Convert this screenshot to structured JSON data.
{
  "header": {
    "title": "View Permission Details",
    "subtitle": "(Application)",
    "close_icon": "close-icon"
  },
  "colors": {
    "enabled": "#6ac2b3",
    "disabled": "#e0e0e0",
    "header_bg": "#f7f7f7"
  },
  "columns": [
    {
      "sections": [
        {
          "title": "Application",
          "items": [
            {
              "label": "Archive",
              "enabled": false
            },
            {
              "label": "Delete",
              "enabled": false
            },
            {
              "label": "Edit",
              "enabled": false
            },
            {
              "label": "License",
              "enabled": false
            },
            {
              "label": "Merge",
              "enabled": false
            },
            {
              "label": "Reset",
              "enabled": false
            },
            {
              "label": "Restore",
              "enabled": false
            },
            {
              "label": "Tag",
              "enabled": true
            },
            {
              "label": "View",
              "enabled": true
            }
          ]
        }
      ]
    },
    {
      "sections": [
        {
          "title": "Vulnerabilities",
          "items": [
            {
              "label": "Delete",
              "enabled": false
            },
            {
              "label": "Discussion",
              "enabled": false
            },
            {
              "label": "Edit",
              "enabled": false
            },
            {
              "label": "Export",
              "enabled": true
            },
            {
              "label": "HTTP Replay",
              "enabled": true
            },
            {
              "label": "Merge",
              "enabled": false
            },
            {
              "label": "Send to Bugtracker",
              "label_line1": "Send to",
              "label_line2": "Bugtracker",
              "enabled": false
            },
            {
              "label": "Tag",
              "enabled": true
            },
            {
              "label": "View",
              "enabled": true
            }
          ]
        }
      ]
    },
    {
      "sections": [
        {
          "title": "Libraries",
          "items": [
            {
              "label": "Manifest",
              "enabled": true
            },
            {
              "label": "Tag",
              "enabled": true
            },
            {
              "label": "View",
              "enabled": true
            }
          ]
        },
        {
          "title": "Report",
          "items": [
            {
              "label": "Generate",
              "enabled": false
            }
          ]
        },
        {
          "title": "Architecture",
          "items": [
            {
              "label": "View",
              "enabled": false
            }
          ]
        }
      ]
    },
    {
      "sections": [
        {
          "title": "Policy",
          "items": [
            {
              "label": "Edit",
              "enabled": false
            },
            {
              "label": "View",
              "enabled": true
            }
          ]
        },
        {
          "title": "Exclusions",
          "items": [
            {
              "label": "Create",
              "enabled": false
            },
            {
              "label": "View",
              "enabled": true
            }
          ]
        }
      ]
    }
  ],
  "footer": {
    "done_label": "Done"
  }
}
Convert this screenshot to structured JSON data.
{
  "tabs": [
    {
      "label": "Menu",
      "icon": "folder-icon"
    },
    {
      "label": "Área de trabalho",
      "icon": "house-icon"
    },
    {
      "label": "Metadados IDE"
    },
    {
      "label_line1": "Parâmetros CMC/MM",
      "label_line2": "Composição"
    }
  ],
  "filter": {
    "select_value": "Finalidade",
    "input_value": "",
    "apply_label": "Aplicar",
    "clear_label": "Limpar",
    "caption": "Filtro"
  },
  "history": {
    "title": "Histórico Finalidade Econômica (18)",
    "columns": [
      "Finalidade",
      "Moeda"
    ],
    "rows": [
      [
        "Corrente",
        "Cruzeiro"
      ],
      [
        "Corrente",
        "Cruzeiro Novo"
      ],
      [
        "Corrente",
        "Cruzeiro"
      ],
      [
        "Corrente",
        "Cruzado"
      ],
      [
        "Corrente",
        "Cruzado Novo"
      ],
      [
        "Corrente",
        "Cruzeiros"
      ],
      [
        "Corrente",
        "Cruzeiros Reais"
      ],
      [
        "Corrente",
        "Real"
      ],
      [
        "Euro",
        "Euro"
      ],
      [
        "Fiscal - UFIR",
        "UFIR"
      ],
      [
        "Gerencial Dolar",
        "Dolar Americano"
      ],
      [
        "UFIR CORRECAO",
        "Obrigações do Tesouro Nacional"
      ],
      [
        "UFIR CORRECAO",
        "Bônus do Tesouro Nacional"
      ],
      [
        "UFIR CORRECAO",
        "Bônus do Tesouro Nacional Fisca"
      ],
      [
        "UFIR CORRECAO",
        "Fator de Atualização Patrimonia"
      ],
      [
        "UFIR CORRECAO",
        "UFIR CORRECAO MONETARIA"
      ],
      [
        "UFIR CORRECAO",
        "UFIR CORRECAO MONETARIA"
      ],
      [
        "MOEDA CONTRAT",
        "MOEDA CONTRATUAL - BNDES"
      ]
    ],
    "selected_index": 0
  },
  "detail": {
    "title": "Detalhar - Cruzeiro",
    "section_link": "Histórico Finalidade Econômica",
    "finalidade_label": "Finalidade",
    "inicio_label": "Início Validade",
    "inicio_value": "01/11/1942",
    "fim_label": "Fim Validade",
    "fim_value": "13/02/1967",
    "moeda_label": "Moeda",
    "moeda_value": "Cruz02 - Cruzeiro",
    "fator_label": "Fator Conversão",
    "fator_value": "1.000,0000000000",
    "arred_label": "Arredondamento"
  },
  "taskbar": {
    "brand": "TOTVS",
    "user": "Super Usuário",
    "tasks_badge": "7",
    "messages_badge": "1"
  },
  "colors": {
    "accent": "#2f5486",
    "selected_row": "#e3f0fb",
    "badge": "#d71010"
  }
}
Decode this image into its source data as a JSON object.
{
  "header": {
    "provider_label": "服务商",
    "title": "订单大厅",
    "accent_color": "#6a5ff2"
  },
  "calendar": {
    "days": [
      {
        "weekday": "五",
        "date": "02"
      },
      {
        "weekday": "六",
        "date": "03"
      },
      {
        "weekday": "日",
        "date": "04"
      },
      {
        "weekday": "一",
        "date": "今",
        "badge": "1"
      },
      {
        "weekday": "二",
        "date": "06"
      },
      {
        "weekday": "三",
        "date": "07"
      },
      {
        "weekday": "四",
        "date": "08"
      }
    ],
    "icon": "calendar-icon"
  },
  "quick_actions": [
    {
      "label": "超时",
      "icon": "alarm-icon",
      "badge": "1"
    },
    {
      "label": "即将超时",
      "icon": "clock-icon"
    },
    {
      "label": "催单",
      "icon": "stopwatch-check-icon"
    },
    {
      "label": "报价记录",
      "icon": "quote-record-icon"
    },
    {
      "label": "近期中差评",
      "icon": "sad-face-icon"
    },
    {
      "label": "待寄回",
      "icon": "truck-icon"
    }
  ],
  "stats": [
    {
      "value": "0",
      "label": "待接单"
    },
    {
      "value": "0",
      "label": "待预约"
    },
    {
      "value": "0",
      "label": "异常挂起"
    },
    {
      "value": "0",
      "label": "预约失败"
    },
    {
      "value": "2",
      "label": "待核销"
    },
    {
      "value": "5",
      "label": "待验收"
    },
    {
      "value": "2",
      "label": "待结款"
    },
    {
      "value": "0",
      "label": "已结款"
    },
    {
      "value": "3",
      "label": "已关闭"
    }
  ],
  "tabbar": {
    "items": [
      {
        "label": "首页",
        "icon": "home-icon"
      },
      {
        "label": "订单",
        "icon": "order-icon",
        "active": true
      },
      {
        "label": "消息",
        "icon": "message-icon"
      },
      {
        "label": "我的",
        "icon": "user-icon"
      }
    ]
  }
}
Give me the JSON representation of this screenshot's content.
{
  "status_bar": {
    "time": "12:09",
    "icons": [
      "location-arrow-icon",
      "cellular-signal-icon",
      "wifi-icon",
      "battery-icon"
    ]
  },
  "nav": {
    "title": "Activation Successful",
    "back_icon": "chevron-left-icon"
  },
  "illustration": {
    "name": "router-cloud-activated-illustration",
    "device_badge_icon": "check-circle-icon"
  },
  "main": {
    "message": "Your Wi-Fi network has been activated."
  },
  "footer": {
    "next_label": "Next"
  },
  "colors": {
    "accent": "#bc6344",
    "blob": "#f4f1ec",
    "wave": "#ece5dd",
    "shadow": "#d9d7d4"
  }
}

--

● Task details:
Restate every record exactly, leaving nothing out.

● Solution:
Convert this screenshot to structured JSON data.
{
  "header": {
    "title": "View Permission Details",
    "subtitle": "(Application)",
    "close_icon": "close-icon"
  },
  "colors": {
    "enabled": "#6ac2b3",
    "disabled": "#e0e0e0",
    "header_bg": "#f7f7f7"
  },
  "columns": [
    {
      "sections": [
        {
          "title": "Application",
          "items": [
            {
              "label": "Archive",
              "enabled": false
            },
            {
              "label": "Delete",
              "enabled": false
            },
            {
              "label": "Edit",
              "enabled": false
            },
            {
              "label": "License",
              "enabled": false
            },
            {
              "label": "Merge",
              "enabled": false
            },
            {
              "label": "Reset",
              "enabled": false
            },
            {
              "label": "Restore",
              "enabled": false
            },
            {
              "label": "Tag",
              "enabled": true
            },
            {
              "label": "View",
              "enabled": true
            }
          ]
        }
      ]
    },
    {
      "sections": [
        {
          "title": "Vulnerabilities",
          "items": [
            {
              "label": "Delete",
              "enabled": false
            },
            {
              "label": "Discussion",
              "enabled": false
            },
            {
              "label": "Edit",
              "enabled": false
            },
            {
              "label": "Export",
              "enabled": true
            },
            {
              "label": "HTTP Replay",
              "enabled": true
            },
            {
              "label": "Merge",
              "enabled": false
            },
            {
              "label": "Send to Bugtracker",
              "label_line1": "Send to",
              "label_line2": "Bugtracker",
              "enabled": false
            },
            {
              "label": "Tag",
              "enabled": true
            },
            {
              "label": "View",
              "enabled": true
            }
          ]
        }
      ]
    },
    {
      "sections": [
        {
          "title": "Libraries",
          "items": [
            {
              "label": "Manifest",
              "enabled": true
            },
            {
              "label": "Tag",
              "enabled": true
            },
            {
              "label": "View",
              "enabled": true
            }
          ]
        },
        {
          "title": "Report",
          "items": [
            {
              "label": "Generate",
              "enabled": false
            }
          ]
        },
        {
          "title": "Architecture",
          "items": [
            {
              "label": "View",
              "enabled": false
            }
          ]
        }
      ]
    },
    {
      "sections": [
        {
          "title": "Policy",
          "items": [
            {
              "label": "Edit",
              "enabled": false
            },
            {
              "label": "View",
              "enabled": true
            }
          ]
        },
        {
          "title": "Exclusions",
          "items": [
            {
              "label": "Create",
              "enabled": false
            },
            {
              "label": "View",
              "enabled": true
            }
          ]
        }
      ]
    }
  ],
  "footer": {
    "done_label": "Done"
  }
}
Convert this screenshot to structured JSON data.
{
  "tabs": [
    {
      "label": "Menu",
      "icon": "folder-icon"
    },
    {
      "label": "Área de trabalho",
      "icon": "house-icon"
    },
    {
      "label": "Metadados IDE"
    },
    {
      "label_line1": "Parâmetros CMC/MM",
      "label_line2": "Composição"
    }
  ],
  "filter": {
    "select_value": "Finalidade",
    "input_value": "",
    "apply_label": "Aplicar",
    "clear_label": "Limpar",
    "caption": "Filtro"
  },
  "history": {
    "title": "Histórico Finalidade Econômica (18)",
    "columns": [
      "Finalidade",
      "Moeda"
    ],
    "rows": [
      [
        "Corrente",
        "Cruzeiro"
      ],
      [
        "Corrente",
        "Cruzeiro Novo"
      ],
      [
        "Corrente",
        "Cruzeiro"
      ],
      [
        "Corrente",
        "Cruzado"
      ],
      [
        "Corrente",
        "Cruzado Novo"
      ],
      [
        "Corrente",
        "Cruzeiros"
      ],
      [
        "Corrente",
        "Cruzeiros Reais"
      ],
      [
        "Corrente",
        "Real"
      ],
      [
        "Euro",
        "Euro"
      ],
      [
        "Fiscal - UFIR",
        "UFIR"
      ],
      [
        "Gerencial Dolar",
        "Dolar Americano"
      ],
      [
        "UFIR CORRECAO",
        "Obrigações do Tesouro Nacional"
      ],
      [
        "UFIR CORRECAO",
        "Bônus do Tesouro Nacional"
      ],
      [
        "UFIR CORRECAO",
        "Bônus do Tesouro Nacional Fisca"
      ],
      [
        "UFIR CORRECAO",
        "Fator de Atualização Patrimonia"
      ],
      [
        "UFIR CORRECAO",
        "UFIR CORRECAO MONETARIA"
      ],
      [
        "UFIR CORRECAO",
        "UFIR CORRECAO MONETARIA"
      ],
      [
        "MOEDA CONTRAT",
        "MOEDA CONTRATUAL - BNDES"
      ]
    ],
    "selected_index": 0
  },
  "detail": {
    "title": "Detalhar - Cruzeiro",
    "section_link": "Histórico Finalidade Econômica",
    "finalidade_label": "Finalidade",
    "inicio_label": "Início Validade",
    "inicio_value": "01/11/1942",
    "fim_label": "Fim Validade",
    "fim_value": "13/02/1967",
    "moeda_label": "Moeda",
    "moeda_value": "Cruz02 - Cruzeiro",
    "fator_label": "Fator Conversão",
    "fator_value": "1.000,0000000000",
    "arred_label": "Arredondamento"
  },
  "taskbar": {
    "brand": "TOTVS",
    "user": "Super Usuário",
    "tasks_badge": "7",
    "messages_badge": "1"
  },
  "colors": {
    "accent": "#2f5486",
    "selected_row": "#e3f0fb",
    "badge": "#d71010"
  }
}
Decode this image into its source data as a JSON object.
{
  "header": {
    "provider_label": "服务商",
    "title": "订单大厅",
    "accent_color": "#6a5ff2"
  },
  "calendar": {
    "days": [
      {
        "weekday": "五",
        "date": "02"
      },
      {
        "weekday": "六",
        "date": "03"
      },
      {
        "weekday": "日",
        "date": "04"
      },
      {
        "weekday": "一",
        "date": "今",
        "badge": "1"
      },
      {
        "weekday": "二",
        "date": "06"
      },
      {
        "weekday": "三",
        "date": "07"
      },
      {
        "weekday": "四",
        "date": "08"
      }
    ],
    "icon": "calendar-icon"
  },
  "quick_actions": [
    {
      "label": "超时",
      "icon": "alarm-icon",
      "badge": "1"
    },
    {
      "label": "即将超时",
      "icon": "clock-icon"
    },
    {
      "label": "催单",
      "icon": "stopwatch-check-icon"
    },
    {
      "label": "报价记录",
      "icon": "quote-record-icon"
    },
    {
      "label": "近期中差评",
      "icon": "sad-face-icon"
    },
    {
      "label": "待寄回",
      "icon": "truck-icon"
    }
  ],
  "stats": [
    {
      "value": "0",
      "label": "待接单"
    },
    {
      "value": "0",
      "label": "待预约"
    },
    {
      "value": "0",
      "label": "异常挂起"
    },
    {
      "value": "0",
      "label": "预约失败"
    },
    {
      "value": "2",
      "label": "待核销"
    },
    {
      "value": "5",
      "label": "待验收"
    },
    {
      "value": "2",
      "label": "待结款"
    },
    {
      "value": "0",
      "label": "已结款"
    },
    {
      "value": "3",
      "label": "已关闭"
    }
  ],
  "tabbar": {
    "items": [
      {
        "label": "首页",
        "icon": "home-icon"
      },
      {
        "label": "订单",
        "icon": "order-icon",
        "active": true
      },
      {
        "label": "消息",
        "icon": "message-icon"
      },
      {
        "label": "我的",
        "icon": "user-icon"
      }
    ]
  }
}
Give me the JSON representation of this screenshot's content.
{
  "status_bar": {
    "time": "12:09",
    "icons": [
      "location-arrow-icon",
      "cellular-signal-icon",
      "wifi-icon",
      "battery-icon"
    ]
  },
  "nav": {
    "title": "Activation Successful",
    "back_icon": "chevron-left-icon"
  },
  "illustration": {
    "name": "router-cloud-activated-illustration",
    "device_badge_icon": "check-circle-icon"
  },
  "main": {
    "message": "Your Wi-Fi network has been activated."
  },
  "footer": {
    "next_label": "Next"
  },
  "colors": {
    "accent": "#bc6344",
    "blob": "#f4f1ec",
    "wave": "#ece5dd",
    "shadow": "#d9d7d4"
  }
}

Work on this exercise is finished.